**** Material shown ****

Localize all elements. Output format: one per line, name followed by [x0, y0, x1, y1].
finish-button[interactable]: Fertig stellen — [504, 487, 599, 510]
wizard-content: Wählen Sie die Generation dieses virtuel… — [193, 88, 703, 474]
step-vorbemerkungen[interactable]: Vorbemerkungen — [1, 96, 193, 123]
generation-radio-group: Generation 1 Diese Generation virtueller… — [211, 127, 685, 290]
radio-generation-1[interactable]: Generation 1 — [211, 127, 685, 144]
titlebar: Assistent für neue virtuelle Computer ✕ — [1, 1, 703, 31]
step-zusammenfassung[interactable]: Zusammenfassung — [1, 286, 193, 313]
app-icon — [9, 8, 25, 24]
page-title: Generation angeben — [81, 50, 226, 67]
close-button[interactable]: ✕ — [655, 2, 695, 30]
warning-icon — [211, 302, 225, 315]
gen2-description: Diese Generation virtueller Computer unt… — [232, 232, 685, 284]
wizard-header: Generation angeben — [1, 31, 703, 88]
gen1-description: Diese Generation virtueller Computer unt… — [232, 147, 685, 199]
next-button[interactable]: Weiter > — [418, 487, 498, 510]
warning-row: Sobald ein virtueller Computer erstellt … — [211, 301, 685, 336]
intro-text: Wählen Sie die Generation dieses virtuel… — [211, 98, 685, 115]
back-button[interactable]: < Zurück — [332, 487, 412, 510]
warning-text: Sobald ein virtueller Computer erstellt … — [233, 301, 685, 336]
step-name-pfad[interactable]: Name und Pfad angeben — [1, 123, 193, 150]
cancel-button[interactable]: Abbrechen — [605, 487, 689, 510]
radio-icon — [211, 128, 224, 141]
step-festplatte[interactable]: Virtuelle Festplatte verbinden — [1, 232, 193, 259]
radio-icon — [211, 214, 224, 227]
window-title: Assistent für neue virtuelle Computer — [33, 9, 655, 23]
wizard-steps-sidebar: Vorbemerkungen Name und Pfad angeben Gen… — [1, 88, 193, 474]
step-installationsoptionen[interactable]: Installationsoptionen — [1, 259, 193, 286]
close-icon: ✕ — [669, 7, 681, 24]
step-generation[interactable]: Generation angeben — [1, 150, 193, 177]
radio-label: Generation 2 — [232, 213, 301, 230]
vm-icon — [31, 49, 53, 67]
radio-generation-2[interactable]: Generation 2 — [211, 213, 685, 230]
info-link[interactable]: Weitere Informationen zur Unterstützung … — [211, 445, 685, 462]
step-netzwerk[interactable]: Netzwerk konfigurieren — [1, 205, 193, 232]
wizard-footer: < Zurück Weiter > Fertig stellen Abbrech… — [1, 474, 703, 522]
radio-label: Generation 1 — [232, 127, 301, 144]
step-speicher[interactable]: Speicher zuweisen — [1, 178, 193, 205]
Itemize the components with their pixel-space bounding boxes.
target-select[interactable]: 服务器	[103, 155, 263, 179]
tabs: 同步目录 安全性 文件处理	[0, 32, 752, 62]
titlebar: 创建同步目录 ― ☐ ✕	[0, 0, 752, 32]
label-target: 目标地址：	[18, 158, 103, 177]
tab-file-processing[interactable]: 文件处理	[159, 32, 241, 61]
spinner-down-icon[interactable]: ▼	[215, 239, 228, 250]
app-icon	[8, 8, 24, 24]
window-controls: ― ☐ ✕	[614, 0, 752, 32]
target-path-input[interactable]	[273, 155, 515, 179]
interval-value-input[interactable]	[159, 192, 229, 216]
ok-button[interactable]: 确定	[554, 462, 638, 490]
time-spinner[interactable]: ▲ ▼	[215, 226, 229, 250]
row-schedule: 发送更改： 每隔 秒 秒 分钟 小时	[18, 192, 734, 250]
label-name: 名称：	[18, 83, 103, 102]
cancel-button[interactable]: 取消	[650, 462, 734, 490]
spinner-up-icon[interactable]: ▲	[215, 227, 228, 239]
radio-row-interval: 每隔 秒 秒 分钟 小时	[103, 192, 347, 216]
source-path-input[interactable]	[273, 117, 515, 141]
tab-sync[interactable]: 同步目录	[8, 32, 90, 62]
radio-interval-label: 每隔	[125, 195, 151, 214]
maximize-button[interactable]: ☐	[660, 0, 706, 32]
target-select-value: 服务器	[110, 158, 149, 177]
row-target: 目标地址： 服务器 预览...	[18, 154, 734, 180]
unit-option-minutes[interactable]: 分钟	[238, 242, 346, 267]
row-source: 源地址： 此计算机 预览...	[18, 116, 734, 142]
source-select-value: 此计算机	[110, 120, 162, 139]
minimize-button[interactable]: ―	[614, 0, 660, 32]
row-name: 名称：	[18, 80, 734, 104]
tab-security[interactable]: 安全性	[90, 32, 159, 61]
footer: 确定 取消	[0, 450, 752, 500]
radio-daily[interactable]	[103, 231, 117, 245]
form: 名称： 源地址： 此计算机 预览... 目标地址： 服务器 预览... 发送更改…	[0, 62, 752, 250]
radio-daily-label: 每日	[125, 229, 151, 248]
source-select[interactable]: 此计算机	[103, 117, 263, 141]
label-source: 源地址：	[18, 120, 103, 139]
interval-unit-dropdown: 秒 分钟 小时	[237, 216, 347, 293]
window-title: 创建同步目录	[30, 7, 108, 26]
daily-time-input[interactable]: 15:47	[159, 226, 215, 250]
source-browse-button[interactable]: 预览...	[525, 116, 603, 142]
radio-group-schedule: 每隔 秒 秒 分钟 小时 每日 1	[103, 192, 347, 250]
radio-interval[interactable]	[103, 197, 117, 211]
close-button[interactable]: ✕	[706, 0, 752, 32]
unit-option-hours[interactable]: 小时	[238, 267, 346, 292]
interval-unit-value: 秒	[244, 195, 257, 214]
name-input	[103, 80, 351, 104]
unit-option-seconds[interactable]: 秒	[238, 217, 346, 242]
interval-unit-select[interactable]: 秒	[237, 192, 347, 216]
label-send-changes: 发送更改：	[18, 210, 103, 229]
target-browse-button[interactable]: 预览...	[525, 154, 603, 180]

****

= Instructions for the task =
Copy every line of the records above word for word, leaving nothing out and changing nothing.

= Finished task =
Localize all elements. Output format: one per line, name followed by [x0, y0, x1, y1].
finish-button[interactable]: Fertig stellen — [504, 487, 599, 510]
wizard-content: Wählen Sie die Generation dieses virtuel… — [193, 88, 703, 474]
step-vorbemerkungen[interactable]: Vorbemerkungen — [1, 96, 193, 123]
generation-radio-group: Generation 1 Diese Generation virtueller… — [211, 127, 685, 290]
radio-generation-1[interactable]: Generation 1 — [211, 127, 685, 144]
titlebar: Assistent für neue virtuelle Computer ✕ — [1, 1, 703, 31]
step-zusammenfassung[interactable]: Zusammenfassung — [1, 286, 193, 313]
app-icon — [9, 8, 25, 24]
page-title: Generation angeben — [81, 50, 226, 67]
close-button[interactable]: ✕ — [655, 2, 695, 30]
warning-icon — [211, 302, 225, 315]
gen2-description: Diese Generation virtueller Computer unt… — [232, 232, 685, 284]
wizard-header: Generation angeben — [1, 31, 703, 88]
gen1-description: Diese Generation virtueller Computer unt… — [232, 147, 685, 199]
next-button[interactable]: Weiter > — [418, 487, 498, 510]
warning-row: Sobald ein virtueller Computer erstellt … — [211, 301, 685, 336]
intro-text: Wählen Sie die Generation dieses virtuel… — [211, 98, 685, 115]
back-button[interactable]: < Zurück — [332, 487, 412, 510]
warning-text: Sobald ein virtueller Computer erstellt … — [233, 301, 685, 336]
step-name-pfad[interactable]: Name und Pfad angeben — [1, 123, 193, 150]
cancel-button[interactable]: Abbrechen — [605, 487, 689, 510]
radio-icon — [211, 128, 224, 141]
step-festplatte[interactable]: Virtuelle Festplatte verbinden — [1, 232, 193, 259]
radio-icon — [211, 214, 224, 227]
window-title: Assistent für neue virtuelle Computer — [33, 9, 655, 23]
wizard-steps-sidebar: Vorbemerkungen Name und Pfad angeben Gen… — [1, 88, 193, 474]
step-installationsoptionen[interactable]: Installationsoptionen — [1, 259, 193, 286]
close-icon: ✕ — [669, 7, 681, 24]
step-generation[interactable]: Generation angeben — [1, 150, 193, 177]
radio-label: Generation 2 — [232, 213, 301, 230]
vm-icon — [31, 49, 53, 67]
radio-generation-2[interactable]: Generation 2 — [211, 213, 685, 230]
info-link[interactable]: Weitere Informationen zur Unterstützung … — [211, 445, 685, 462]
step-netzwerk[interactable]: Netzwerk konfigurieren — [1, 205, 193, 232]
wizard-footer: < Zurück Weiter > Fertig stellen Abbrech… — [1, 474, 703, 522]
radio-label: Generation 1 — [232, 127, 301, 144]
step-speicher[interactable]: Speicher zuweisen — [1, 178, 193, 205]
Itemize the components with their pixel-space bounding boxes.
target-select[interactable]: 服务器	[103, 155, 263, 179]
tabs: 同步目录 安全性 文件处理	[0, 32, 752, 62]
titlebar: 创建同步目录 ― ☐ ✕	[0, 0, 752, 32]
label-target: 目标地址：	[18, 158, 103, 177]
tab-file-processing[interactable]: 文件处理	[159, 32, 241, 61]
spinner-down-icon[interactable]: ▼	[215, 239, 228, 250]
app-icon	[8, 8, 24, 24]
window-controls: ― ☐ ✕	[614, 0, 752, 32]
target-path-input[interactable]	[273, 155, 515, 179]
interval-value-input[interactable]	[159, 192, 229, 216]
ok-button[interactable]: 确定	[554, 462, 638, 490]
time-spinner[interactable]: ▲ ▼	[215, 226, 229, 250]
row-schedule: 发送更改： 每隔 秒 秒 分钟 小时	[18, 192, 734, 250]
label-name: 名称：	[18, 83, 103, 102]
cancel-button[interactable]: 取消	[650, 462, 734, 490]
spinner-up-icon[interactable]: ▲	[215, 227, 228, 239]
radio-row-interval: 每隔 秒 秒 分钟 小时	[103, 192, 347, 216]
source-path-input[interactable]	[273, 117, 515, 141]
tab-sync[interactable]: 同步目录	[8, 32, 90, 62]
radio-interval-label: 每隔	[125, 195, 151, 214]
maximize-button[interactable]: ☐	[660, 0, 706, 32]
target-select-value: 服务器	[110, 158, 149, 177]
row-target: 目标地址： 服务器 预览...	[18, 154, 734, 180]
unit-option-minutes[interactable]: 分钟	[238, 242, 346, 267]
row-source: 源地址： 此计算机 预览...	[18, 116, 734, 142]
source-select-value: 此计算机	[110, 120, 162, 139]
minimize-button[interactable]: ―	[614, 0, 660, 32]
row-name: 名称：	[18, 80, 734, 104]
tab-security[interactable]: 安全性	[90, 32, 159, 61]
footer: 确定 取消	[0, 450, 752, 500]
radio-daily[interactable]	[103, 231, 117, 245]
form: 名称： 源地址： 此计算机 预览... 目标地址： 服务器 预览... 发送更改…	[0, 62, 752, 250]
radio-daily-label: 每日	[125, 229, 151, 248]
source-select[interactable]: 此计算机	[103, 117, 263, 141]
label-source: 源地址：	[18, 120, 103, 139]
interval-unit-dropdown: 秒 分钟 小时	[237, 216, 347, 293]
window-title: 创建同步目录	[30, 7, 108, 26]
daily-time-input[interactable]: 15:47	[159, 226, 215, 250]
source-browse-button[interactable]: 预览...	[525, 116, 603, 142]
radio-group-schedule: 每隔 秒 秒 分钟 小时 每日 1	[103, 192, 347, 250]
radio-interval[interactable]	[103, 197, 117, 211]
close-button[interactable]: ✕	[706, 0, 752, 32]
unit-option-hours[interactable]: 小时	[238, 267, 346, 292]
interval-unit-value: 秒	[244, 195, 257, 214]
name-input	[103, 80, 351, 104]
unit-option-seconds[interactable]: 秒	[238, 217, 346, 242]
interval-unit-select[interactable]: 秒	[237, 192, 347, 216]
label-send-changes: 发送更改：	[18, 210, 103, 229]
target-browse-button[interactable]: 预览...	[525, 154, 603, 180]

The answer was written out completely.